GIVEN PASSAGE:
Another Google I/O has come and gone and chances are we all saw something we really liked. For some, it was Google's ambitious future Pixel family lineup of phones, a watch, earbuds, and eventually a tablet. One thing that stood out to me was the lack of fanfare around these products and the reactions from people who expected there to be more of it.

There will soon be a Pixel for everything

I know a lot of folks really like new mobile hardware and how Google does it. I'm one of those people, sort of. I want my phone or my smartwatch to sit there, be simple, and stay out of my way until I want to interact with it. This has always been what Google is good at when it comes to its phones, and while many think they lack features and that's a bad thing, some think they lack features and that's a good thing. Others think the mix is just right.

Regardless of where you fit in, you're probably never going to buy a Pixel phone or a Pixel Watch, or God forbid a Pixel Tablet. The Pixel 6 may have sold more than the Pixel 4 and the Pixel 5, but without any raw numbers — Google lumps hardware sales with subscriptions and app sales — we can only guess that Samsung sold more phones during any random month than Google has ever sold. We would probably be right.

None of this really matters because Google doesn't care about selling hardware. Offering more, possibly better, Pixel products in 2022 isn't going to change that. 

Google's business is eyeballs

Google AdSense

(Image credit: Jerry Hildenbrand / Android Central)

On the surface, it's easy to think of Google as a software or services company. Everyone knows about or uses Gmail, YouTube, and Google Search. Those are essential services that many people depend on and that Google keeps a close watch on so that people will keep using and relying on them.

STORED ROWS:
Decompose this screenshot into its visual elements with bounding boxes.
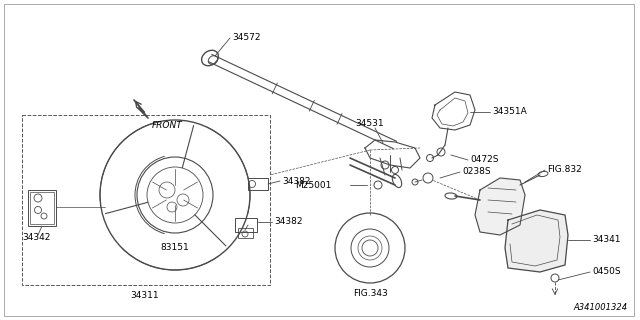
Bar: [238, 228, 253, 238]
Bar: [235, 218, 257, 232]
Text: 0238S: 0238S: [462, 167, 491, 177]
Bar: [248, 178, 268, 190]
Text: FIG.343: FIG.343: [353, 289, 387, 298]
Polygon shape: [475, 178, 525, 235]
Text: 34572: 34572: [232, 33, 260, 42]
Text: 34342: 34342: [22, 234, 51, 243]
Text: A341001324: A341001324: [574, 303, 628, 313]
Bar: [22, 115, 270, 285]
Bar: [28, 190, 56, 226]
Text: 34531: 34531: [356, 119, 384, 129]
Bar: [30, 192, 54, 224]
Text: 34382: 34382: [274, 218, 303, 227]
Text: 34382: 34382: [282, 177, 310, 186]
Text: M25001: M25001: [295, 180, 332, 189]
Text: 34351A: 34351A: [492, 108, 527, 116]
Text: 34311: 34311: [131, 291, 159, 300]
Polygon shape: [505, 210, 568, 272]
Text: 83151: 83151: [161, 244, 189, 252]
Text: 34341: 34341: [592, 236, 621, 244]
Text: FRONT: FRONT: [152, 121, 183, 130]
Text: FIG.832: FIG.832: [547, 164, 582, 173]
Text: 0472S: 0472S: [470, 156, 499, 164]
Text: 0450S: 0450S: [592, 268, 621, 276]
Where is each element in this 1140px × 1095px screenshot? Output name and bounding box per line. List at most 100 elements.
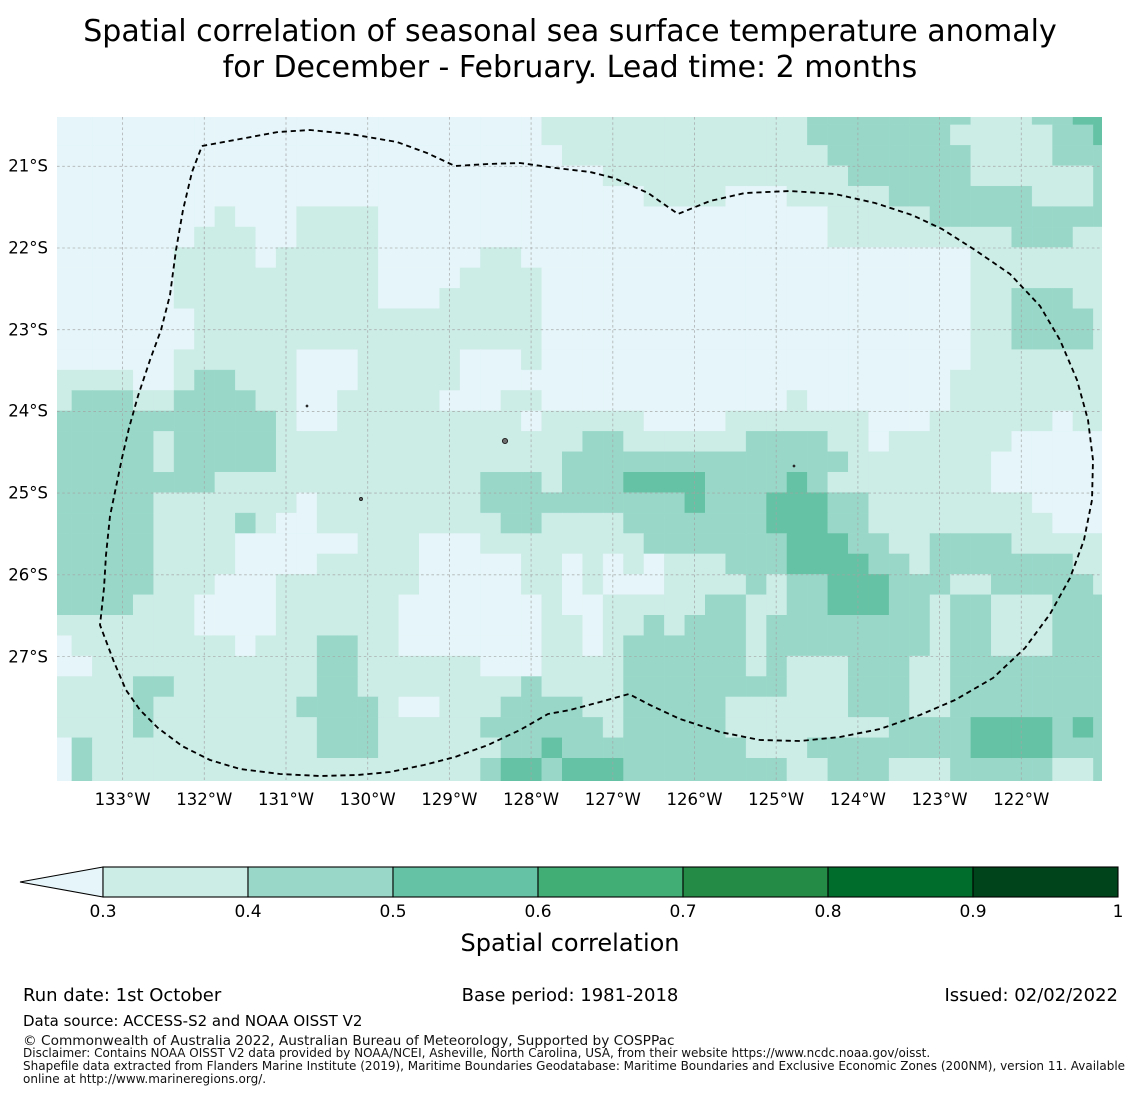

INSTRUCTIONS FOR THE TASK:
In one to three sentences, explain why, according to the article on Google's Pixel lineup, Pixel phone sales can only be compared with Samsung's by guessing. The material stands apart from the article on Google's Pixel lineup.

RESPONSE TO THE TASK:
Google does not release raw sales numbers for its phones because it lumps hardware sales together with subscriptions and app sales. Without those figures, any comparison with Samsung's phone sales is only a guess.